OBJECTIVE: All lines in which the word "肉眼可见物" occurs are to be extracted.

(Entries taken from a collection)
..............................
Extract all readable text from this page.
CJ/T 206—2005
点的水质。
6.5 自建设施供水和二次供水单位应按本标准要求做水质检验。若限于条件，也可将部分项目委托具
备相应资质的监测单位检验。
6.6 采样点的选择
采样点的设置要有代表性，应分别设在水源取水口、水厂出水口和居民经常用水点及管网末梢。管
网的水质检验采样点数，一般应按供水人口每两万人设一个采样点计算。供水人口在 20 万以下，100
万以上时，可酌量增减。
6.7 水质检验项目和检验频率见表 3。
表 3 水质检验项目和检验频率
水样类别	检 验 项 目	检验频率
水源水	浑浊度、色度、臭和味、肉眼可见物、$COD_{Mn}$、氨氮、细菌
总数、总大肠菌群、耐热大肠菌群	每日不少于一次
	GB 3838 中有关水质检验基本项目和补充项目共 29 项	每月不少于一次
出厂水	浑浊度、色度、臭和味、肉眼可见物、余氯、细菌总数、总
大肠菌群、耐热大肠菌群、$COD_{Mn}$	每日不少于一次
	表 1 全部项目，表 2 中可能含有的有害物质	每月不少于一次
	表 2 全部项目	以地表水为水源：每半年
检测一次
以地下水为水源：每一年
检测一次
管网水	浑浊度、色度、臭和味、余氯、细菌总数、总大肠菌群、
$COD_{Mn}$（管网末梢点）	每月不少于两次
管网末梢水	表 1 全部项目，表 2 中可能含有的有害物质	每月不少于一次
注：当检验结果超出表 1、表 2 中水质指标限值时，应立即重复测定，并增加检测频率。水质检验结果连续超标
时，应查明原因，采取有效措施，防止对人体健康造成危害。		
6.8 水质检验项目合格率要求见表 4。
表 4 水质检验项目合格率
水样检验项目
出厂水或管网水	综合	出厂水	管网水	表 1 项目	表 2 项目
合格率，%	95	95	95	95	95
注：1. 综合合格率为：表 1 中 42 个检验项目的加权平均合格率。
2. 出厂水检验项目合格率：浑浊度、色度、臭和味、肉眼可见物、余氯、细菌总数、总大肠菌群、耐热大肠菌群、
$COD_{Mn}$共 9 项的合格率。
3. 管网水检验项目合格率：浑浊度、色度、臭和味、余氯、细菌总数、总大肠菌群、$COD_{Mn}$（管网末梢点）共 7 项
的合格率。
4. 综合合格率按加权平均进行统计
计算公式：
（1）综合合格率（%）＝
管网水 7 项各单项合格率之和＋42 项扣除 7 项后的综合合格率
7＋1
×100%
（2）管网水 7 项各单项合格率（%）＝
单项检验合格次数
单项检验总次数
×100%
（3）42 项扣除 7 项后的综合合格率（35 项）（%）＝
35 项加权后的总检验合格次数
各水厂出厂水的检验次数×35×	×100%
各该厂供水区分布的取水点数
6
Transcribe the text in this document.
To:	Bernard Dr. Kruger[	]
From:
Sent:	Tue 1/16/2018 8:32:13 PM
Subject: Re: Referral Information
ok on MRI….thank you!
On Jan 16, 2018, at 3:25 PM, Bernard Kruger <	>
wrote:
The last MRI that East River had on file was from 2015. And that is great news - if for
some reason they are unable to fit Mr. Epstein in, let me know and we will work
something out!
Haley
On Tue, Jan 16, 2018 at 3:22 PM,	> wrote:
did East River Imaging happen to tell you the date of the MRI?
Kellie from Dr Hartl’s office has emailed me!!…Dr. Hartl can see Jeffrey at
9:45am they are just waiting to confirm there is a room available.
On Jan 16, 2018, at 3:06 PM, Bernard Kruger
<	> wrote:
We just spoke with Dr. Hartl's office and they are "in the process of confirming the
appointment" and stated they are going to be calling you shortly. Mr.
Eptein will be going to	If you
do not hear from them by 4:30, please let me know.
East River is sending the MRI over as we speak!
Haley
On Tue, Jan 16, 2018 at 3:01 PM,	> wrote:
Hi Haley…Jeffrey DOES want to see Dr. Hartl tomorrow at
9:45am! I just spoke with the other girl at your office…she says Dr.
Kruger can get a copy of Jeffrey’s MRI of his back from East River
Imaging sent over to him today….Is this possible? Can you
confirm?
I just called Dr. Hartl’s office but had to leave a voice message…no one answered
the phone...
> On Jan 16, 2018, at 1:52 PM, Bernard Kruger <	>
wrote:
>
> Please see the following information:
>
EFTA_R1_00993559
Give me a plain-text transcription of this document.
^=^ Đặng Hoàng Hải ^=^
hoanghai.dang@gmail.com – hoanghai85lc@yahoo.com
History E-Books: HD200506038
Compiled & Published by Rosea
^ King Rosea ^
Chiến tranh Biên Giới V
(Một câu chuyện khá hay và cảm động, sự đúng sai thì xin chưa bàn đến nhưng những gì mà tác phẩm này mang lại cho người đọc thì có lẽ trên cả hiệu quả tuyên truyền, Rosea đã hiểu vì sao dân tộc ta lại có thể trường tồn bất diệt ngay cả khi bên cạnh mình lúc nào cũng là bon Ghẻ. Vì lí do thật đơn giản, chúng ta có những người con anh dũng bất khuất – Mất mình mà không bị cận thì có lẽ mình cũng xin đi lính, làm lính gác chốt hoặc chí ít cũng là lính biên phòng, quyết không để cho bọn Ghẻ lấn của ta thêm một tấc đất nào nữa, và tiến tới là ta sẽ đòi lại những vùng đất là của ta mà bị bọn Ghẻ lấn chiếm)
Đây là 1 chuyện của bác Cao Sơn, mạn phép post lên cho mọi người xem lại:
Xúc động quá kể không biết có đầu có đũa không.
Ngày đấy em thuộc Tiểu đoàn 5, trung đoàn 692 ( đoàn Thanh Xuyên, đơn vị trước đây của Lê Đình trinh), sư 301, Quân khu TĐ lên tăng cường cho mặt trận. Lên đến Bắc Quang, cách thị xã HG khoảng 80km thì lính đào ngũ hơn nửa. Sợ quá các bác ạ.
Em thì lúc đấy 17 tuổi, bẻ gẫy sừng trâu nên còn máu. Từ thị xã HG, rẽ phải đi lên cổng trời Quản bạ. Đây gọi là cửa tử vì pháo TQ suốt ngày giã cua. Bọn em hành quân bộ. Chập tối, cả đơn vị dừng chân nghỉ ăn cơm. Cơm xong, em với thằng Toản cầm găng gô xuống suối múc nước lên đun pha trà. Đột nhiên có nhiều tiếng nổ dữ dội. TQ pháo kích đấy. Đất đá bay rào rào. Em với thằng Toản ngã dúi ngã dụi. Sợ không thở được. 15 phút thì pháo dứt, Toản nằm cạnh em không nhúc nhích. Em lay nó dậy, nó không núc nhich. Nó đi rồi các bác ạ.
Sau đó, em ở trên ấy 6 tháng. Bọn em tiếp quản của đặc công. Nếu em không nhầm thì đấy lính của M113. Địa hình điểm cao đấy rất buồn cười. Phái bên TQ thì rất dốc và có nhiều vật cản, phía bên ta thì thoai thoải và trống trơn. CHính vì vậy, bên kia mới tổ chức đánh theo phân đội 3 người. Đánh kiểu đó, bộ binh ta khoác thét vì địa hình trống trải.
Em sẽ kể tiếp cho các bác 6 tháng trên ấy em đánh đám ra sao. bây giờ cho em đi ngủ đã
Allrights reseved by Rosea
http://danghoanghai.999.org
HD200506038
..............................
WRITTEN SOLUTION:
水源水	浑浊度、色度、臭和味、肉眼可见物、$COD_{Mn}$、氨氮、细菌
出厂水	浑浊度、色度、臭和味、肉眼可见物、余氯、细菌总数、总
2. 出厂水检验项目合格率：浑浊度、色度、臭和味、肉眼可见物、余氯、细菌总数、总大肠菌群、耐热大肠菌群、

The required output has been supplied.